* [Source]:
[START]

Marinus (; born c. 440 AD) was a Neoplatonist philosopher, mathematician and rhetorician born in Flavia Neapolis (modern Nablus), Palestine. He was a student of Proclus in Athens. His surviving works are an introduction to Euclid's Data; a Life of Proclus, and two astronomical texts. Most of what we know of his life comes from an epitome of a work by Damascius conserved in the Byzantine Suda encyclopaedia.

Life
He was, according to his pupil Damascius, born a Samaritan, though some uncertainty remains about this attribution of his ethnicity. Damascius also adds that he had converted from Samaritanism.

He came to Athens at a time when, with the exception of Proclus, there was a great dearth of eminent men in the Neoplatonist school. He was appointed as successor (diadochos) to Proclus, sometime before the latter's death, during the period of the teacher's infirmity. Proclus dedicated to Marinus his commentary to the Plato's Myth of Er.

Proclus himself, it is reported, worried that Marinus himself was of delicate constitution. During this period, the professors of the old Greek religion suffered persecution at the hands of the Christians and Marinus was compelled to seek refuge at Epidaurus, where he died, at a date unknown.

Works
Only a remnant of his output survives. His chief surviving work was a biography of Proclus since it is the main source of information on Proclus' life. This was written in a combination of prose and epic hexameters, of which only the former survives.

[END]

* [Provided data]:
[START]

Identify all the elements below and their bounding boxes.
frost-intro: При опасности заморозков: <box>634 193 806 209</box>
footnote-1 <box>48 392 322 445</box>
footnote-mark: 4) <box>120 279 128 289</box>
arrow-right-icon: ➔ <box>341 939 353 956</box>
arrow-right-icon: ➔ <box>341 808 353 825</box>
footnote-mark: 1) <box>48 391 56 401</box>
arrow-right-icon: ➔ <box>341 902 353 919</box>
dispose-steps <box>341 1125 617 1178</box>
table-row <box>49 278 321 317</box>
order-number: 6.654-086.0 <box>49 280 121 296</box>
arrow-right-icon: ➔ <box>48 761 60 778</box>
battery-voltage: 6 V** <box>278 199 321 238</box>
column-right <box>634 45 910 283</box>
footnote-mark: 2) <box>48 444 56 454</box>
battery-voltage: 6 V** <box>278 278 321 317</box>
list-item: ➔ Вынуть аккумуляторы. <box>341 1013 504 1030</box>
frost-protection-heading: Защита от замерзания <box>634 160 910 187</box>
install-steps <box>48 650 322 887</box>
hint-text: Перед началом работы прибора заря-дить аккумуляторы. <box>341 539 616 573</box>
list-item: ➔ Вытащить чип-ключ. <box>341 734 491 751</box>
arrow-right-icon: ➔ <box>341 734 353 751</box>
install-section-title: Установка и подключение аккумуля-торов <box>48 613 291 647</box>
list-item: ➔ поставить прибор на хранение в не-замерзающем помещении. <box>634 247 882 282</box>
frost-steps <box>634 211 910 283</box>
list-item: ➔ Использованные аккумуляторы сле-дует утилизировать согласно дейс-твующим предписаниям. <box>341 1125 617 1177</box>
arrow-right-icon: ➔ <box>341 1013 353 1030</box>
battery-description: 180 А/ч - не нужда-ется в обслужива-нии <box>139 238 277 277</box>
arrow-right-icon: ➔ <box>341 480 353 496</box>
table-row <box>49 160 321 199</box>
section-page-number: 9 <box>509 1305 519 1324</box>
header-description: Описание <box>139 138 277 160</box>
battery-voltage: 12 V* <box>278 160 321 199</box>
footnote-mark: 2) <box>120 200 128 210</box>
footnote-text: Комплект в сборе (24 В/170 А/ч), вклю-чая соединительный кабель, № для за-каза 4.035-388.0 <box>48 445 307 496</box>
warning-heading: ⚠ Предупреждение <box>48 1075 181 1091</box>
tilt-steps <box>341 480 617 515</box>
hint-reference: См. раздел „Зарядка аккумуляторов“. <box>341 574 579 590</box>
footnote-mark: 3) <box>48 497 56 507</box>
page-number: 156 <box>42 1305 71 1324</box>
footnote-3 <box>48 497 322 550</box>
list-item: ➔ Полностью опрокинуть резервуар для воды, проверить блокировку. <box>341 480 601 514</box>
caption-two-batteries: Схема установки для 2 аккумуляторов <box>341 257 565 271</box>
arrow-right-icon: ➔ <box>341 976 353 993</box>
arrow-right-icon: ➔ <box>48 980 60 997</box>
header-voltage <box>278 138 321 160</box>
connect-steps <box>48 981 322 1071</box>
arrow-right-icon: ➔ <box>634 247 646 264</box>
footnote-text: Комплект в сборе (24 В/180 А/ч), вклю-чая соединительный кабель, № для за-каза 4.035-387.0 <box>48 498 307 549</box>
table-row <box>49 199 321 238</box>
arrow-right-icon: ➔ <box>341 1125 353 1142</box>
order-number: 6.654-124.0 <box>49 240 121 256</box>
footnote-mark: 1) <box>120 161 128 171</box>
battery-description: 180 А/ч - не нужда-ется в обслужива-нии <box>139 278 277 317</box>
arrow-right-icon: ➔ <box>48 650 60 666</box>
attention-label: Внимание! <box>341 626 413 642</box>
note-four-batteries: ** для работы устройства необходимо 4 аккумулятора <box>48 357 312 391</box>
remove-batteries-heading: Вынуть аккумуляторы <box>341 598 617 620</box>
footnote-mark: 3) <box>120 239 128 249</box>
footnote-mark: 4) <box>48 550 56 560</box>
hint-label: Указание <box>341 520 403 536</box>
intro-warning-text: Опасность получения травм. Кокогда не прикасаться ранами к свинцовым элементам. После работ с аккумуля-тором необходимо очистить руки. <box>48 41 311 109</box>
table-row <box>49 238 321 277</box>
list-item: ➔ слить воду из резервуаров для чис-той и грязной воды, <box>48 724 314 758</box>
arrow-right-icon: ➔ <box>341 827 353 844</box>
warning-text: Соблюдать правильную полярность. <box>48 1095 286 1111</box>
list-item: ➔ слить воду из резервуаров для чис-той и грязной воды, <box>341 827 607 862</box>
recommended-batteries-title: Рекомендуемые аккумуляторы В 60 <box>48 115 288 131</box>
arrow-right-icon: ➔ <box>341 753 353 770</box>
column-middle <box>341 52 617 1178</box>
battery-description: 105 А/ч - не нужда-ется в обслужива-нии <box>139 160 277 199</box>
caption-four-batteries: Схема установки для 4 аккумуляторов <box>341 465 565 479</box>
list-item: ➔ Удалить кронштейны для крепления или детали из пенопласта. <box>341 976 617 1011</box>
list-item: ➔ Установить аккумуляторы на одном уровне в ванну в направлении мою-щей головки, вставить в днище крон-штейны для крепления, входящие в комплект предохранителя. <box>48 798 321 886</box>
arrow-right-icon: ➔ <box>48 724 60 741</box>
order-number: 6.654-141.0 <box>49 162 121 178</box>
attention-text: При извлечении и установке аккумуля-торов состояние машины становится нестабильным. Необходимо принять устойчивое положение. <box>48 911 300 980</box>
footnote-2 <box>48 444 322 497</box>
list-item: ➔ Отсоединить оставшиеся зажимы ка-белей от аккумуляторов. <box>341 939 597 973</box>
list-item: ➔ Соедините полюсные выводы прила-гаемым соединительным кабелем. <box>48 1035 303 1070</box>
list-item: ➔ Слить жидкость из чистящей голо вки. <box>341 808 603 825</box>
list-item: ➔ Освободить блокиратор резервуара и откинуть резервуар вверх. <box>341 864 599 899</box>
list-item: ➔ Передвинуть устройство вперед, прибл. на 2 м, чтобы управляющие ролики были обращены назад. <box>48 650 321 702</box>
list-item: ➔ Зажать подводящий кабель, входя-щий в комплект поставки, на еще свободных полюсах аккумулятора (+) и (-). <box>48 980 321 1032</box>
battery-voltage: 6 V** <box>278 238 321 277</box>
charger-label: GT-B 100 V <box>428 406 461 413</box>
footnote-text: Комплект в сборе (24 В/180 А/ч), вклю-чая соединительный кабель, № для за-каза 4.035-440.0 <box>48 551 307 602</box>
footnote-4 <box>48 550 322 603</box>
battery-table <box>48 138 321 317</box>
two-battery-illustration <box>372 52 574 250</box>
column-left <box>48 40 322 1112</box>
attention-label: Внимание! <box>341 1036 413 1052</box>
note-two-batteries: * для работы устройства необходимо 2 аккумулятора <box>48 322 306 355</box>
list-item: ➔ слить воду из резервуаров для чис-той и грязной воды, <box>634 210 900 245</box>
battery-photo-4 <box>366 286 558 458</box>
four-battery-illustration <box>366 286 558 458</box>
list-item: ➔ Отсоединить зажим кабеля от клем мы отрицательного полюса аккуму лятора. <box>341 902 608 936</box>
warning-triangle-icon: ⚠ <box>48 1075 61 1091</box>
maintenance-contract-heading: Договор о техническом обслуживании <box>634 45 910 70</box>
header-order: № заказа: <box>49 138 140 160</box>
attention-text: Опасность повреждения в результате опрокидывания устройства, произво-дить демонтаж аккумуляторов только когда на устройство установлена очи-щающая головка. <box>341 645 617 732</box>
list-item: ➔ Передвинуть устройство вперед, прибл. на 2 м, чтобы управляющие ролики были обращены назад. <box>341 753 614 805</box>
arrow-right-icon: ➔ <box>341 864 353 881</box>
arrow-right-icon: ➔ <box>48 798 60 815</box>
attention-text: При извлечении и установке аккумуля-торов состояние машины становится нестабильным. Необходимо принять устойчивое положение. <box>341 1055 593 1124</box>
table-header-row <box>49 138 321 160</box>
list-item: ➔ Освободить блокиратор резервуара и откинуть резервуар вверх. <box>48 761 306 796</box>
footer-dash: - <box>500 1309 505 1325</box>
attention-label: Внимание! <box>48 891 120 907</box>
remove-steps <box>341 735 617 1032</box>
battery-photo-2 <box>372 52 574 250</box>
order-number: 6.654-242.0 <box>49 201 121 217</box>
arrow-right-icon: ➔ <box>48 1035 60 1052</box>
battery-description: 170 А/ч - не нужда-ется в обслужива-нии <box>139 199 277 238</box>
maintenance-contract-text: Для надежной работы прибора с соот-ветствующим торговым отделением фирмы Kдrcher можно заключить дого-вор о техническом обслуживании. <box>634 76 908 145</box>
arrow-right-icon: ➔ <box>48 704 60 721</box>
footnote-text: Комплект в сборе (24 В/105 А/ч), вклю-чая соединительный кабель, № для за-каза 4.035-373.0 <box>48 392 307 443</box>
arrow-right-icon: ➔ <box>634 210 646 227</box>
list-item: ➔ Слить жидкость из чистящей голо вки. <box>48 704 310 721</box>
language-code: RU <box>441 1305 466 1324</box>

[END]

* [Exercise instructions]:
1) Please transcribe the Marinus article from "Marinus (; born" up to and including "converted from Samaritanism.".
2) Continue the Marinus article, starting right after its last sentence.

* [Exercise responses]:
1)
Marinus (; born c. 440 AD) was a Neoplatonist philosopher, mathematician and rhetorician born in Flavia Neapolis (modern Nablus), Palestine. He was a student of Proclus in Athens. His surviving works are an introduction to Euclid's Data; a Life of Proclus, and two astronomical texts. Most of what we know of his life comes from an epitome of a work by Damascius conserved in the Byzantine Suda encyclopaedia.

Life
He was, according to his pupil Damascius, born a Samaritan, though some uncertainty remains about this attribution of his ethnicity. Damascius also adds that he had converted from Samaritanism.

2)
The publication of the biography is fixed by internal evidence to the year of Proclus's death; for he mentions an eclipse which will happen when the first year after that event is completed. It was first published with the works of Marcus Aurelius in 1559; it was republished separately by Fabricius at Hamburg in 1700, and re-edited in 1814 by Boissonade with emendations and notes. He is also the author of a commentary (or introduction) on the Data of Euclid, and a commentary on Theon's Little Commentary. There is also a surviving astronomical text which discusses the Milky Way.

His lost works included commentaries on Aristotle and on the Philebus of Plato. He destroyed his commentary on the Philebus on the advice of a pupil he was tutoring, Isidorus. According to a version of the story written by Damascius, when Marinus showed his student, to whom he taught Aristotelianism, this commentary, which he had just completed, Isidorus prevailed on him to destroy it, arguing that since the 'divine' Proclus had himself written a definitive commentary which was the final word on the topic. Current scholarship suspects that this advice arose from fears that Marinus's commentary would, despite his best efforts, betray traces of material that might undermine the reigning Neoplatonic paradigm.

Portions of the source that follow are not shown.